Aim of the task :: Filter out everything except lines holding "Output".

--- START OF Data entries ---

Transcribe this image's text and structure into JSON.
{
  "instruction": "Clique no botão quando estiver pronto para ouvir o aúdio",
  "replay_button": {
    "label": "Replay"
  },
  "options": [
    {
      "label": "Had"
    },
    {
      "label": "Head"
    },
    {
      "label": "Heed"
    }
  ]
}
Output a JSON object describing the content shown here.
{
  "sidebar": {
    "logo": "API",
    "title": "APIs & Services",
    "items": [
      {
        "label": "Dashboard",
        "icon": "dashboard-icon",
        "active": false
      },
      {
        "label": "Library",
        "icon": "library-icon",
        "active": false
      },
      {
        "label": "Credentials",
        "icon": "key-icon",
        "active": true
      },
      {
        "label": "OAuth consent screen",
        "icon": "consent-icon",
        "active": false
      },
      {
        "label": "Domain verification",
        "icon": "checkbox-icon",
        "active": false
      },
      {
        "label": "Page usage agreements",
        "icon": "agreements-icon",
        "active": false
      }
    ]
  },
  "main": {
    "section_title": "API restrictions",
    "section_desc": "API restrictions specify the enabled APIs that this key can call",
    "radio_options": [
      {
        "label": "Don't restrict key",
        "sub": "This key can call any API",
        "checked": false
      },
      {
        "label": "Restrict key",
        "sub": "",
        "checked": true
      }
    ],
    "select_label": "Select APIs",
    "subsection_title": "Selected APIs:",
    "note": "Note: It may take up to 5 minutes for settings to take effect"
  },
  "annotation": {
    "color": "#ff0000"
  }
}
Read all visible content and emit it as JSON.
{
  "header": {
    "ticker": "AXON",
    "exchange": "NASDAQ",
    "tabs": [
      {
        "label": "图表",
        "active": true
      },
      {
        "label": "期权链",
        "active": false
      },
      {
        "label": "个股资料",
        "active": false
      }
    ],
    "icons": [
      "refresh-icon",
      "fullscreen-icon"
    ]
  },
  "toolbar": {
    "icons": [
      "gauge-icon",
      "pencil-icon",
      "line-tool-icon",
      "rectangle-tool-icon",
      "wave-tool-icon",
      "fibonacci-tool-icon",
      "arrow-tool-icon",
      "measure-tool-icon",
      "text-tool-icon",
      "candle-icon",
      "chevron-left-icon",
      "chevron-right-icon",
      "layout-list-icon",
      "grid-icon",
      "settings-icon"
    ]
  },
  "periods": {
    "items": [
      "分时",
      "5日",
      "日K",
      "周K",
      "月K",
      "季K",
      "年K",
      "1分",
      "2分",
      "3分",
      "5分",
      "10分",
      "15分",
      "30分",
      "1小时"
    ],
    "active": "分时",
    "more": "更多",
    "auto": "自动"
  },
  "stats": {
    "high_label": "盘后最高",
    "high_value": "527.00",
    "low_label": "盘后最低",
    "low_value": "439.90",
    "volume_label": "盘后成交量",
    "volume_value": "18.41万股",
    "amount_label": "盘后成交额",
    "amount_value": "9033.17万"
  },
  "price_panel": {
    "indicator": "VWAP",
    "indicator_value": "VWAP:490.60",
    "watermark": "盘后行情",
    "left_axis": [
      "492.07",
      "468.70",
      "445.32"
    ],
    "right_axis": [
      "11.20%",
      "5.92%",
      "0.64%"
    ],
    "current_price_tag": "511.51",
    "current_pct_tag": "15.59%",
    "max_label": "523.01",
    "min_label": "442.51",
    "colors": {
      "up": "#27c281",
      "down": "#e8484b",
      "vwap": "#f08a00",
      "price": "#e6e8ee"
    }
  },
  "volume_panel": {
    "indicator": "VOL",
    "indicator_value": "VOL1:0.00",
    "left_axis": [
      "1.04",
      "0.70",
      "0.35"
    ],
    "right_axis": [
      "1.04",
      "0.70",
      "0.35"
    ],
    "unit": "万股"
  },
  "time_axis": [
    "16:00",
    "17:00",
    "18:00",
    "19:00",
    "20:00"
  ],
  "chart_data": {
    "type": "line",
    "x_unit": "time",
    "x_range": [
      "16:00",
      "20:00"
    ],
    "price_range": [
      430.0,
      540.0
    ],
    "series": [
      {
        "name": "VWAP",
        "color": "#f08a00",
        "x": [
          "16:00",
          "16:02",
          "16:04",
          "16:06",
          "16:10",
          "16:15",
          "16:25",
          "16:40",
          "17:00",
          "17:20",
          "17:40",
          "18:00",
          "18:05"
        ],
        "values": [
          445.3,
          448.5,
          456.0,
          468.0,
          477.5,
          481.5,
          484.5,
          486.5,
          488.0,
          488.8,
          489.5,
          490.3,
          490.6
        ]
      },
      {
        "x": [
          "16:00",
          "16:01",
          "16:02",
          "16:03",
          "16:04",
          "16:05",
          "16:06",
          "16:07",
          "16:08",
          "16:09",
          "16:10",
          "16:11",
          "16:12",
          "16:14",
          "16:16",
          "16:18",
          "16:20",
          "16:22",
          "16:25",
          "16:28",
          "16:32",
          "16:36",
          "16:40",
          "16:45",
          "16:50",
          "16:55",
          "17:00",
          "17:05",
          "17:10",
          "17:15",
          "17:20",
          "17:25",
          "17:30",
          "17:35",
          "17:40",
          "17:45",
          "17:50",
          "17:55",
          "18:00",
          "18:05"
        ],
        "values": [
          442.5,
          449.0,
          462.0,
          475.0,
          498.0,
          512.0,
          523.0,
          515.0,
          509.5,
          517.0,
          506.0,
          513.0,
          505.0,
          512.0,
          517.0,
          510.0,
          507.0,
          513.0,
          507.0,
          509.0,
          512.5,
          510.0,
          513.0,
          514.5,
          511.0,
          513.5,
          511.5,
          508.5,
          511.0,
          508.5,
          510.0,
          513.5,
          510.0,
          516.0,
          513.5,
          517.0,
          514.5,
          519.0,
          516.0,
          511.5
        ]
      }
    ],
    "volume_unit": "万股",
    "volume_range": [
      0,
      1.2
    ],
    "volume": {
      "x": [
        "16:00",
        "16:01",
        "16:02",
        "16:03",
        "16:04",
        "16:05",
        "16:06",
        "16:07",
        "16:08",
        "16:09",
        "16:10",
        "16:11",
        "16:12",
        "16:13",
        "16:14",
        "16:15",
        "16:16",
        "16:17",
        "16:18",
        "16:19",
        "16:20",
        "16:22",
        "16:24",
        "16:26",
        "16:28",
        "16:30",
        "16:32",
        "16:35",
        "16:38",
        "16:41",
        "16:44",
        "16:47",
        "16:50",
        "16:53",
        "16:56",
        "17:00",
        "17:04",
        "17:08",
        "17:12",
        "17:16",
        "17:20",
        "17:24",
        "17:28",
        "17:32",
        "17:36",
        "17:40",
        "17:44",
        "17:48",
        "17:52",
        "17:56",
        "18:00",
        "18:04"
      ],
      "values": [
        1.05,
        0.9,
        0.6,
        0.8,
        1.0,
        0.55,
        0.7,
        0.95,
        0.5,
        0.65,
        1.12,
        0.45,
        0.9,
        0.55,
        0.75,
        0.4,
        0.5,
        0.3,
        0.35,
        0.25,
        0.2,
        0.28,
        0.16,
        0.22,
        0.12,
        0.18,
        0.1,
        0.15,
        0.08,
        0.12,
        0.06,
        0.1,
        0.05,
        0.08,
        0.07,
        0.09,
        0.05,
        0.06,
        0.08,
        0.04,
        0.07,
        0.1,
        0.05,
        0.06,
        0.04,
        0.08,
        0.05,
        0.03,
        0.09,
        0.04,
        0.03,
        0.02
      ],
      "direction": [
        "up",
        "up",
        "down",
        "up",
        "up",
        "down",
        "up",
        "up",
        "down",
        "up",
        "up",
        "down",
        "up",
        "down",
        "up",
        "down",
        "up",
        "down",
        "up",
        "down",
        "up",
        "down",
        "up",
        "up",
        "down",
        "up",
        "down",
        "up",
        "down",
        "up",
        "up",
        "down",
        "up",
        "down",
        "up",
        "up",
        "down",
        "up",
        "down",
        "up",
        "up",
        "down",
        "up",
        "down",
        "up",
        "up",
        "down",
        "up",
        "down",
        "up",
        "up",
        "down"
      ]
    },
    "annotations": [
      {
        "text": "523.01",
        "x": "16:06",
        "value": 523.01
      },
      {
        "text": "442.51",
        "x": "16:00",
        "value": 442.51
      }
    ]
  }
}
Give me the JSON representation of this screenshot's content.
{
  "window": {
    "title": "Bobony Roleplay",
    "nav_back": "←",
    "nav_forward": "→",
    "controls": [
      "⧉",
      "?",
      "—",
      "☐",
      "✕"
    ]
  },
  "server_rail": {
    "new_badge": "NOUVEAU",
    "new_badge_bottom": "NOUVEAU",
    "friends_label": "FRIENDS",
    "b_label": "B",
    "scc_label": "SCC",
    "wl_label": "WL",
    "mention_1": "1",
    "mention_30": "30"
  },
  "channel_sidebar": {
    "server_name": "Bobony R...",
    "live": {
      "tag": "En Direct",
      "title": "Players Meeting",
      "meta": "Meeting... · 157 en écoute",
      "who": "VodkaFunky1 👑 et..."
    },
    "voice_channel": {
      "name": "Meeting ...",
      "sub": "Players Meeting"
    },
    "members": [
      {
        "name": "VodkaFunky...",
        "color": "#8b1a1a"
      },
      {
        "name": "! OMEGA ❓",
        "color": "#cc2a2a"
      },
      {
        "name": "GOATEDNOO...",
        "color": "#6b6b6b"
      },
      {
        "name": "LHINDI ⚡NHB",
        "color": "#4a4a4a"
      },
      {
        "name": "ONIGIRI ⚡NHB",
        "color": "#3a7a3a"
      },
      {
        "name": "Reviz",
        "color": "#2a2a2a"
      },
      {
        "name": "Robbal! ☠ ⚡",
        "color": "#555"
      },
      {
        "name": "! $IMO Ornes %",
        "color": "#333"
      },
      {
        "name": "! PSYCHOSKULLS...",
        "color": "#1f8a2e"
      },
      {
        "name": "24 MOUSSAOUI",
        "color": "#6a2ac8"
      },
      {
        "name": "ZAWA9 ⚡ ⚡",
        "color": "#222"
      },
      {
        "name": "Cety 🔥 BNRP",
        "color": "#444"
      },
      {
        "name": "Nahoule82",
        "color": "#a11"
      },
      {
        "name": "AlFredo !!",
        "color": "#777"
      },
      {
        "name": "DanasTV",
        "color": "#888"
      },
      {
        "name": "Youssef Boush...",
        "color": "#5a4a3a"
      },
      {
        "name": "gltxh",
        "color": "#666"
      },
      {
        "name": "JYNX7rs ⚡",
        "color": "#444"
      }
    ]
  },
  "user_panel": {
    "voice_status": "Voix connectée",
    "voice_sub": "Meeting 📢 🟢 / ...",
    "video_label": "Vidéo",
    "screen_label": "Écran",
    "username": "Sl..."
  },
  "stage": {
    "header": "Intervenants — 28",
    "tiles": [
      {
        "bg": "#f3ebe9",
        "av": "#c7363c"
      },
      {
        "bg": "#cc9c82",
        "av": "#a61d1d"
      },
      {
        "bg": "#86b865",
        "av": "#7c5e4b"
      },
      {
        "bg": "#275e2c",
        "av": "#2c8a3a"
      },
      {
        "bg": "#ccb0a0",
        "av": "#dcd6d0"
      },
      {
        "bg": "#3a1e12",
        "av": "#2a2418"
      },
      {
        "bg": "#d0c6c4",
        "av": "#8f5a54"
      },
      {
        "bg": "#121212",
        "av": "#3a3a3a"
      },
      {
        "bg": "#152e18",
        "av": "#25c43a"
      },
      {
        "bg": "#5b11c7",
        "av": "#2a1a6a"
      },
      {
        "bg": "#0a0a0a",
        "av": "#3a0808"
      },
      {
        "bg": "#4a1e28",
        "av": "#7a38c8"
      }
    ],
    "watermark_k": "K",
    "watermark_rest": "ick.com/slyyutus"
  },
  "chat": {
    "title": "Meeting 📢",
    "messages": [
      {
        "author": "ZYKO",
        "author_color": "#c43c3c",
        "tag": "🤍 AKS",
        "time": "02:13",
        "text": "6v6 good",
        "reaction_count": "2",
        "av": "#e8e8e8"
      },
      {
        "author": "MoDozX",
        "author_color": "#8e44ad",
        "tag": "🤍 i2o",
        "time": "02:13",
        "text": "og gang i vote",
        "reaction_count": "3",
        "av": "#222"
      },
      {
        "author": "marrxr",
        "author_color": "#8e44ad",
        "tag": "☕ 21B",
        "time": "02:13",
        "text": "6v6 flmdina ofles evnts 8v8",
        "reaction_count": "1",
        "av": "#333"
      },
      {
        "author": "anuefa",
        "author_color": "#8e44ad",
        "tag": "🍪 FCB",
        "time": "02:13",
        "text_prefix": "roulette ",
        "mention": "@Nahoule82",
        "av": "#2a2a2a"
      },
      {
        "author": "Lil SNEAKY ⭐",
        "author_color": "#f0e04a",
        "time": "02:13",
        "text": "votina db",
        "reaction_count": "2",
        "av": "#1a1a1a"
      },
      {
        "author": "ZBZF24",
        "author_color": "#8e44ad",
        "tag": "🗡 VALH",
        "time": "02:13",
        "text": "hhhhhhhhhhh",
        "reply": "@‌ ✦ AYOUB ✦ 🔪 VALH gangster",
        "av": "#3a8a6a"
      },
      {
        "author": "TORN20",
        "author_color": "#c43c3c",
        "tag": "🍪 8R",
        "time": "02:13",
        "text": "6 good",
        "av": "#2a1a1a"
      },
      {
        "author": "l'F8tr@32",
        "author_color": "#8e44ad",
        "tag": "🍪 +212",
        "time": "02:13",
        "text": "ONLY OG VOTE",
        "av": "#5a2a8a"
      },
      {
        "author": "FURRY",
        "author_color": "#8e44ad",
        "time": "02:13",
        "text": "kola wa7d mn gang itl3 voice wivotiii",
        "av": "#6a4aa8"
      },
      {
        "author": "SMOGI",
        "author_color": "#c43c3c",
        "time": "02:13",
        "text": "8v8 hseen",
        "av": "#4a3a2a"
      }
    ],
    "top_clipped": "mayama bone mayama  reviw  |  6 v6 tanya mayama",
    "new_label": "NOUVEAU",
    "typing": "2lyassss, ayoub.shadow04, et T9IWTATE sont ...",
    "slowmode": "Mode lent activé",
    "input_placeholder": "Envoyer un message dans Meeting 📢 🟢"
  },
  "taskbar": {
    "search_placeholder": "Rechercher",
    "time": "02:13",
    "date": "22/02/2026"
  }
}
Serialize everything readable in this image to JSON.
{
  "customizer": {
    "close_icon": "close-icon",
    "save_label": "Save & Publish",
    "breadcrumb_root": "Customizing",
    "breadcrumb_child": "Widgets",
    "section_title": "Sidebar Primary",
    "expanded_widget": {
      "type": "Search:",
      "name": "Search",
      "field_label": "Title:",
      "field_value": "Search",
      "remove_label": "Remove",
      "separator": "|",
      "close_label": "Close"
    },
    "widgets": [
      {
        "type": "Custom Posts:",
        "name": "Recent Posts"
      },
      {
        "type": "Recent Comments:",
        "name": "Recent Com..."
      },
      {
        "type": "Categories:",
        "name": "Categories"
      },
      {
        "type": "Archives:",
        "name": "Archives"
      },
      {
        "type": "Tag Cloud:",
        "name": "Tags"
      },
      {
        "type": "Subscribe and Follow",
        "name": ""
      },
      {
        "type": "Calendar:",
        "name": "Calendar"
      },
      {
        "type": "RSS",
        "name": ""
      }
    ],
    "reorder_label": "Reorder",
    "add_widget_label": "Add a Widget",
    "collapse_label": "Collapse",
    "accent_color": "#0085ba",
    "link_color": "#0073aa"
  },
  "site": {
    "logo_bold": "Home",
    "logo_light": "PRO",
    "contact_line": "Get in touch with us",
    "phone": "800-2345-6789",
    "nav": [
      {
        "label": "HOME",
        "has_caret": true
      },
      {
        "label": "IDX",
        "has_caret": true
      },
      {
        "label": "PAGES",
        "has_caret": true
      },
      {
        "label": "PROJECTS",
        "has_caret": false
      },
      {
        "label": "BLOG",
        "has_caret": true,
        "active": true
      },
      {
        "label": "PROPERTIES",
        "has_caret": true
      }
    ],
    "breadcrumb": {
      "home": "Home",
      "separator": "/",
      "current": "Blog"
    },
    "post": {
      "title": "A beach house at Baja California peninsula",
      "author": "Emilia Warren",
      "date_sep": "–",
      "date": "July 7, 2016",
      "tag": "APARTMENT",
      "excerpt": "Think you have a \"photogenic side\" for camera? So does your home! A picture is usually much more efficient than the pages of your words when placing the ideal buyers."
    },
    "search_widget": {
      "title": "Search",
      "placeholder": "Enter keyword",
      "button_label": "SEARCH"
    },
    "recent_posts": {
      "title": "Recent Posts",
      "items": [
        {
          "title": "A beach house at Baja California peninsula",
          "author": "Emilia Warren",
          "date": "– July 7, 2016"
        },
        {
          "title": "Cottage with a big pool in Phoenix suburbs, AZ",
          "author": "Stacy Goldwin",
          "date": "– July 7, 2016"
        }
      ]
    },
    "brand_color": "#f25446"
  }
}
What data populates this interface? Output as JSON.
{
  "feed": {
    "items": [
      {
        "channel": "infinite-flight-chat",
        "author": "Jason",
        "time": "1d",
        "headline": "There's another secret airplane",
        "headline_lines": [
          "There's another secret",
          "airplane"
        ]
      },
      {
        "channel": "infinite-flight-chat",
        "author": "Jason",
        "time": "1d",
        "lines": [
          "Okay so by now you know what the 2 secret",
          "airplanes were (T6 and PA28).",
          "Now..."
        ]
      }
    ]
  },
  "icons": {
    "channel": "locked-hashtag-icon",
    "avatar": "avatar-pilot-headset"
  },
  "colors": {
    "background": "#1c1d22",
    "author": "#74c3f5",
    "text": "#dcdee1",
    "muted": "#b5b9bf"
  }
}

--- END OF Data entries ---

Complete answer ::
Output a JSON object describing the content shown here.
What data populates this interface? Output as JSON.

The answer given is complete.